[Data supplied]

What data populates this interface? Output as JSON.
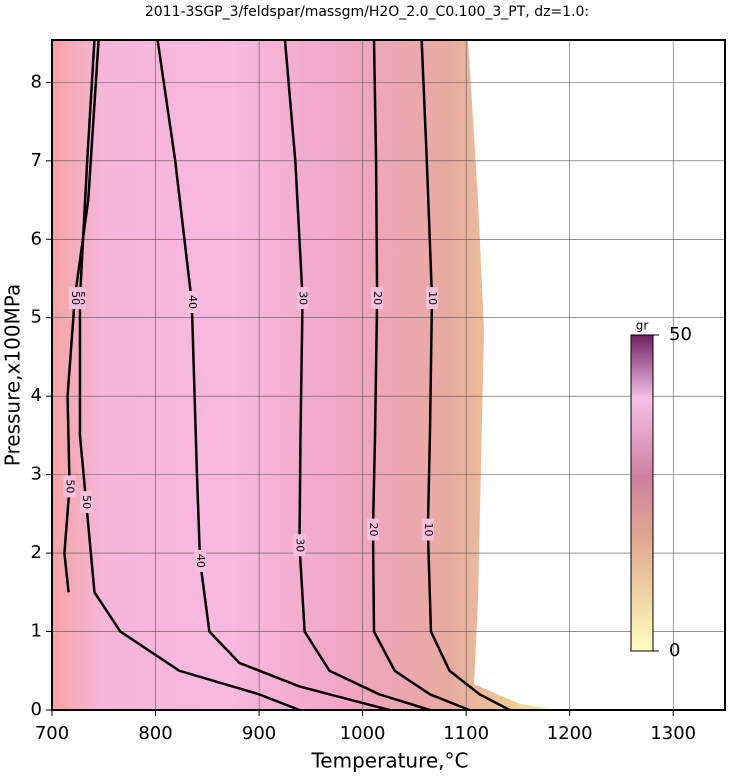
{
  "chart_data": {
    "type": "contour",
    "title": "2011-3SGP_3/feldspar/massgm/H2O_2.0_C0.100_3_PT, dz=1.0:",
    "x_label": "Temperature,°C",
    "y_label": "Pressure,x100MPa",
    "xlim": [
      700,
      1350
    ],
    "xticks": [
      700,
      800,
      900,
      1000,
      1100,
      1200,
      1300
    ],
    "ylim": [
      0,
      8.54
    ],
    "yticks": [
      0,
      1,
      2,
      3,
      4,
      5,
      6,
      7,
      8
    ],
    "grid": true,
    "contours": [
      {
        "level": 10,
        "x": [
          1057,
          1062,
          1067,
          1065,
          1063,
          1066,
          1084,
          1113,
          1142
        ],
        "y": [
          8.54,
          7,
          5.25,
          3.5,
          2.3,
          1,
          0.5,
          0.2,
          0
        ]
      },
      {
        "level": 20,
        "x": [
          1011,
          1013,
          1014,
          1012,
          1010,
          1011,
          1031,
          1065,
          1103
        ],
        "y": [
          8.54,
          7,
          5.25,
          3.5,
          2.3,
          1,
          0.5,
          0.2,
          0
        ]
      },
      {
        "level": 30,
        "x": [
          925,
          935,
          942,
          940,
          939,
          944,
          968,
          1016,
          1065
        ],
        "y": [
          8.54,
          7,
          5.25,
          3.5,
          2.1,
          1,
          0.5,
          0.2,
          0
        ]
      },
      {
        "level": 40,
        "x": [
          802,
          819,
          835,
          840,
          843,
          852,
          881,
          939,
          997,
          1026
        ],
        "y": [
          8.54,
          7,
          5.2,
          3,
          1.9,
          1,
          0.6,
          0.3,
          0.1,
          0
        ]
      },
      {
        "level": 50,
        "x": [
          741,
          734,
          727,
          727,
          733,
          741,
          766,
          823,
          900,
          939
        ],
        "y": [
          8.54,
          7,
          5.25,
          3.5,
          2.65,
          1.5,
          1,
          0.5,
          0.2,
          0
        ]
      },
      {
        "level": 50,
        "x": [
          745,
          735,
          722,
          715,
          717,
          712,
          716
        ],
        "y": [
          8.54,
          6.5,
          5.25,
          4,
          2.85,
          2,
          1.5
        ]
      }
    ],
    "colorbar": {
      "label": "gr",
      "zlim": [
        0,
        50
      ],
      "ticks": [
        0,
        50
      ]
    }
  }
}
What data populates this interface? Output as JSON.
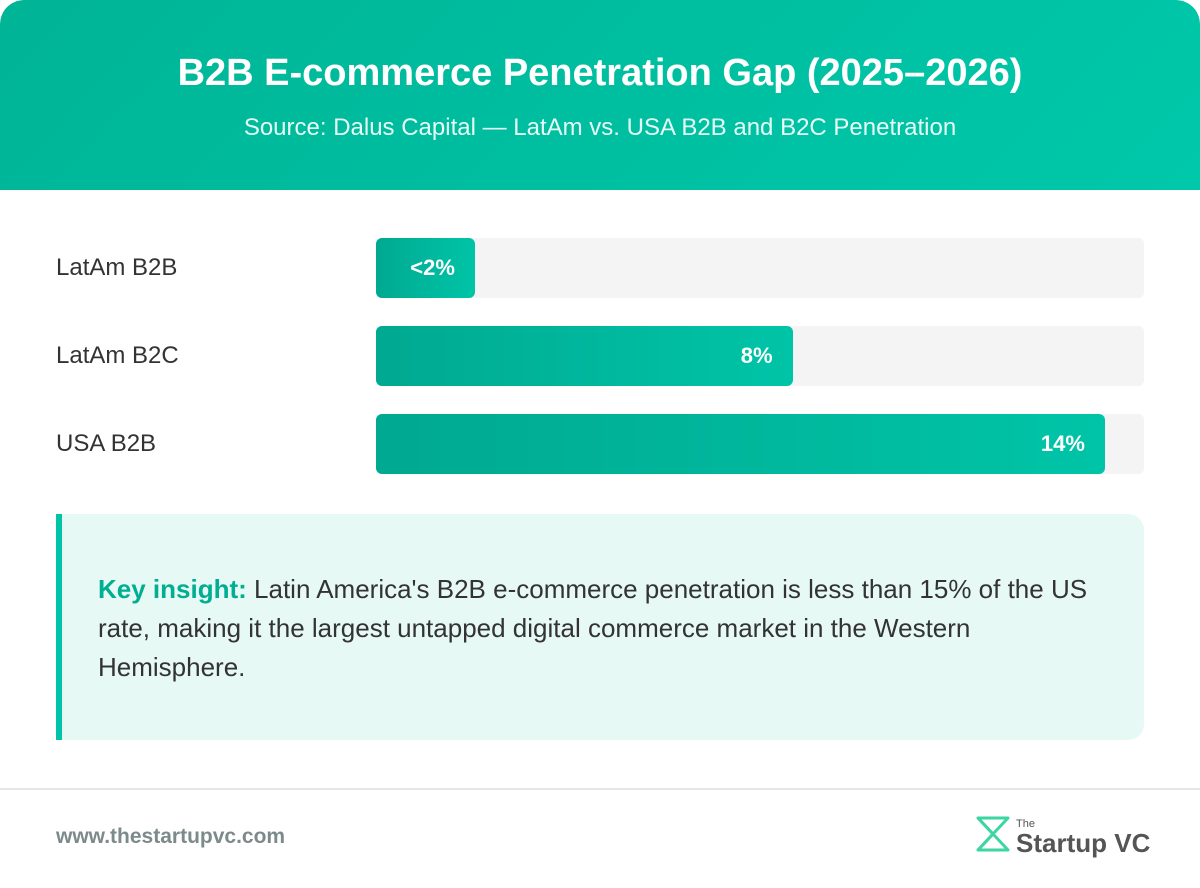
{
  "chart_data": {
    "type": "bar",
    "title": "B2B E-commerce Penetration Gap (2025–2026)",
    "subtitle": "Source: Dalus Capital — LatAm vs. USA B2B and B2C Penetration",
    "categories": [
      "LatAm B2B",
      "LatAm B2C",
      "USA B2B"
    ],
    "values": [
      1.9,
      8,
      14
    ],
    "value_labels": [
      "<2%",
      "8%",
      "14%"
    ],
    "xlim": [
      0,
      14.75
    ],
    "color": "#00c4a7"
  },
  "insight": {
    "label": "Key insight:",
    "text": "Latin America's B2B e-commerce penetration is less than 15% of the US rate, making it the largest untapped digital commerce market in the Western Hemisphere."
  },
  "footer": {
    "url": "www.thestartupvc.com",
    "logo_small": "The",
    "logo_name": "Startup VC"
  }
}
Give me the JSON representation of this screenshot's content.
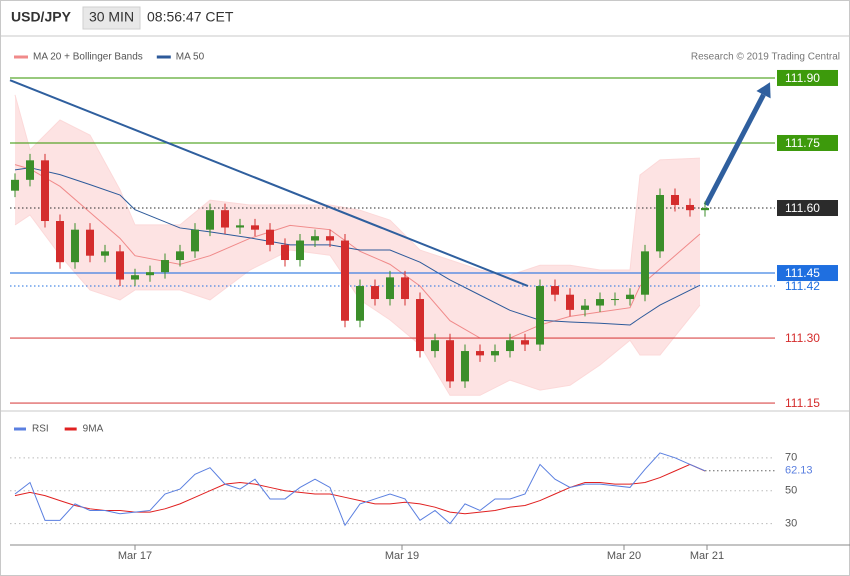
{
  "header": {
    "symbol": "USD/JPY",
    "interval": "30 MIN",
    "time": "08:56:47 CET",
    "copyright": "Research © 2019 Trading Central"
  },
  "chart_data": [
    {
      "type": "candlestick",
      "xlim": [
        0,
        153
      ],
      "ylim": [
        111.134,
        111.923
      ],
      "up_color": "#3b8e2a",
      "down_color": "#d42c2c",
      "x": [
        1,
        4,
        7,
        10,
        13,
        16,
        19,
        22,
        25,
        28,
        31,
        34,
        37,
        40,
        43,
        46,
        49,
        52,
        55,
        58,
        61,
        64,
        67,
        70,
        73,
        76,
        79,
        82,
        85,
        88,
        91,
        94,
        97,
        100,
        103,
        106,
        109,
        112,
        115,
        118,
        121,
        124,
        127,
        130,
        133,
        136,
        139
      ],
      "open": [
        111.64,
        111.665,
        111.71,
        111.57,
        111.475,
        111.55,
        111.49,
        111.5,
        111.435,
        111.445,
        111.452,
        111.48,
        111.5,
        111.55,
        111.595,
        111.555,
        111.56,
        111.55,
        111.515,
        111.48,
        111.525,
        111.535,
        111.525,
        111.34,
        111.42,
        111.39,
        111.44,
        111.39,
        111.27,
        111.295,
        111.2,
        111.27,
        111.26,
        111.27,
        111.295,
        111.285,
        111.42,
        111.4,
        111.365,
        111.375,
        111.39,
        111.39,
        111.4,
        111.5,
        111.63,
        111.607,
        111.595
      ],
      "high": [
        111.68,
        111.725,
        111.725,
        111.585,
        111.565,
        111.565,
        111.515,
        111.515,
        111.46,
        111.467,
        111.495,
        111.515,
        111.565,
        111.61,
        111.61,
        111.575,
        111.575,
        111.565,
        111.53,
        111.54,
        111.55,
        111.55,
        111.54,
        111.435,
        111.435,
        111.455,
        111.455,
        111.405,
        111.31,
        111.31,
        111.285,
        111.285,
        111.285,
        111.31,
        111.31,
        111.435,
        111.435,
        111.415,
        111.39,
        111.405,
        111.405,
        111.415,
        111.515,
        111.645,
        111.645,
        111.622,
        111.615
      ],
      "low": [
        111.625,
        111.65,
        111.555,
        111.46,
        111.46,
        111.475,
        111.475,
        111.42,
        111.42,
        111.43,
        111.437,
        111.465,
        111.485,
        111.535,
        111.54,
        111.54,
        111.535,
        111.5,
        111.465,
        111.465,
        111.51,
        111.51,
        111.325,
        111.325,
        111.375,
        111.375,
        111.375,
        111.255,
        111.255,
        111.185,
        111.185,
        111.245,
        111.245,
        111.255,
        111.27,
        111.27,
        111.385,
        111.35,
        111.35,
        111.36,
        111.375,
        111.375,
        111.385,
        111.485,
        111.592,
        111.58,
        111.58
      ],
      "close": [
        111.665,
        111.71,
        111.57,
        111.475,
        111.55,
        111.49,
        111.5,
        111.435,
        111.445,
        111.452,
        111.48,
        111.5,
        111.55,
        111.595,
        111.555,
        111.56,
        111.55,
        111.515,
        111.48,
        111.525,
        111.535,
        111.525,
        111.34,
        111.42,
        111.39,
        111.44,
        111.39,
        111.27,
        111.295,
        111.2,
        111.27,
        111.26,
        111.27,
        111.295,
        111.285,
        111.42,
        111.4,
        111.365,
        111.375,
        111.39,
        111.39,
        111.4,
        111.5,
        111.63,
        111.607,
        111.595,
        111.6
      ],
      "series": [
        {
          "name": "MA 20 + Bollinger Bands",
          "color": "#f08a8a",
          "band_color": "#fcd9d9",
          "x": [
            1,
            4,
            10,
            16,
            22,
            25,
            34,
            40,
            48,
            56,
            64,
            70,
            76,
            82,
            88,
            94,
            100,
            106,
            112,
            118,
            124,
            126,
            130,
            138
          ],
          "values": [
            111.7,
            111.69,
            111.65,
            111.59,
            111.53,
            111.49,
            111.47,
            111.49,
            111.53,
            111.56,
            111.55,
            111.5,
            111.47,
            111.42,
            111.34,
            111.3,
            111.3,
            111.33,
            111.35,
            111.36,
            111.37,
            111.42,
            111.46,
            111.54
          ],
          "upper": [
            111.861,
            111.734,
            111.803,
            111.768,
            111.642,
            111.561,
            111.561,
            111.618,
            111.607,
            111.607,
            111.607,
            111.595,
            111.572,
            111.503,
            111.48,
            111.457,
            111.445,
            111.468,
            111.468,
            111.457,
            111.457,
            111.676,
            111.711,
            111.715
          ],
          "lower": [
            111.561,
            111.584,
            111.491,
            111.411,
            111.388,
            111.411,
            111.411,
            111.388,
            111.457,
            111.503,
            111.491,
            111.388,
            111.342,
            111.284,
            111.168,
            111.168,
            111.203,
            111.18,
            111.191,
            111.238,
            111.295,
            111.261,
            111.261,
            111.376
          ]
        },
        {
          "name": "MA 50",
          "color": "#2d5a9a",
          "x": [
            1,
            4,
            10,
            16,
            22,
            25,
            34,
            40,
            48,
            56,
            64,
            70,
            76,
            82,
            88,
            94,
            100,
            106,
            112,
            118,
            124,
            126,
            130,
            138
          ],
          "values": [
            111.688,
            111.693,
            111.677,
            111.654,
            111.63,
            111.596,
            111.554,
            111.545,
            111.531,
            111.515,
            111.515,
            111.503,
            111.503,
            111.475,
            111.434,
            111.399,
            111.364,
            111.341,
            111.337,
            111.334,
            111.33,
            111.346,
            111.376,
            111.422
          ]
        }
      ],
      "trend_line": {
        "x": [
          0,
          103.6
        ],
        "y": [
          111.895,
          111.42
        ],
        "color": "#2f5f9e"
      },
      "arrow": {
        "x": [
          139.2,
          152
        ],
        "y": [
          111.607,
          111.89
        ],
        "color": "#2f5f9e"
      },
      "levels": [
        {
          "value": 111.9,
          "label": "111.90",
          "color": "#3d9a0c",
          "line": "solid",
          "box": true
        },
        {
          "value": 111.75,
          "label": "111.75",
          "color": "#3d9a0c",
          "line": "solid",
          "box": true
        },
        {
          "value": 111.6,
          "label": "111.60",
          "color": "#2b2b2b",
          "line": "dotted",
          "box": true
        },
        {
          "value": 111.45,
          "label": "111.45",
          "color": "#1f6fe0",
          "line": "solid",
          "box": true
        },
        {
          "value": 111.42,
          "label": "111.42",
          "color": "#1f6fe0",
          "line": "dotted",
          "box": false
        },
        {
          "value": 111.3,
          "label": "111.30",
          "color": "#d42c2c",
          "line": "solid",
          "box": false
        },
        {
          "value": 111.15,
          "label": "111.15",
          "color": "#d42c2c",
          "line": "solid",
          "box": false
        }
      ]
    },
    {
      "type": "line",
      "xlim": [
        0,
        153
      ],
      "ylim": [
        17,
        93
      ],
      "yticks": [
        30,
        50,
        70
      ],
      "xticks": [
        {
          "value": 25,
          "label": "Mar 17"
        },
        {
          "value": 78.4,
          "label": "Mar 19"
        },
        {
          "value": 122.8,
          "label": "Mar 20"
        },
        {
          "value": 139.4,
          "label": "Mar 21"
        }
      ],
      "x": [
        1,
        4,
        7,
        10,
        13,
        16,
        19,
        22,
        25,
        28,
        31,
        34,
        37,
        40,
        43,
        46,
        49,
        52,
        55,
        58,
        61,
        64,
        67,
        70,
        73,
        76,
        79,
        82,
        85,
        88,
        91,
        94,
        97,
        100,
        103,
        106,
        109,
        112,
        115,
        118,
        121,
        124,
        127,
        130,
        133,
        136,
        139
      ],
      "series": [
        {
          "name": "RSI",
          "color": "#5a7fe0",
          "values": [
            48,
            55,
            32,
            32,
            42,
            38,
            38,
            36,
            37,
            38,
            48,
            51,
            60,
            64,
            54,
            51,
            57,
            45,
            45,
            52,
            57,
            52,
            29,
            42,
            45,
            48,
            45,
            32,
            38,
            30,
            42,
            38,
            45,
            45,
            48,
            66,
            57,
            52,
            54,
            54,
            53,
            52,
            63,
            73,
            70,
            66,
            62.13
          ]
        },
        {
          "name": "9MA",
          "color": "#e02020",
          "values": [
            47,
            49,
            47,
            44,
            41,
            39,
            38,
            38,
            37,
            37,
            39,
            42,
            46,
            50,
            54,
            55,
            54,
            52,
            50,
            49,
            48,
            48,
            46,
            44,
            42,
            42,
            43,
            42,
            40,
            37,
            36,
            37,
            38,
            40,
            41,
            44,
            48,
            52,
            55,
            55,
            54,
            54,
            55,
            58,
            62,
            66,
            62
          ]
        }
      ],
      "last_value": 62.13,
      "last_color": "#5a7fe0"
    }
  ]
}
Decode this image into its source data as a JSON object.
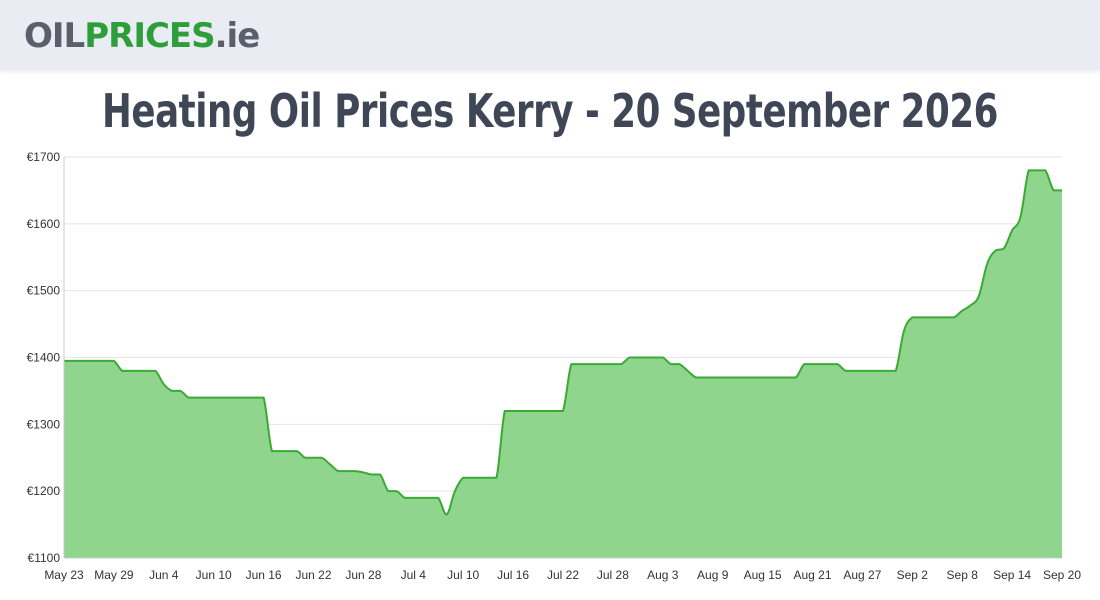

[Your instructions]
Copy out each line of the listing that holds "commerce".

[Exercise response]
    "title": "B2B E-commerce Penetration Gap (2025–2026)",
    "text": "Latin America's B2B e-commerce penetration is less than 15% of the US rate, making it the largest untapped digital commerce market in the Western Hemisphere."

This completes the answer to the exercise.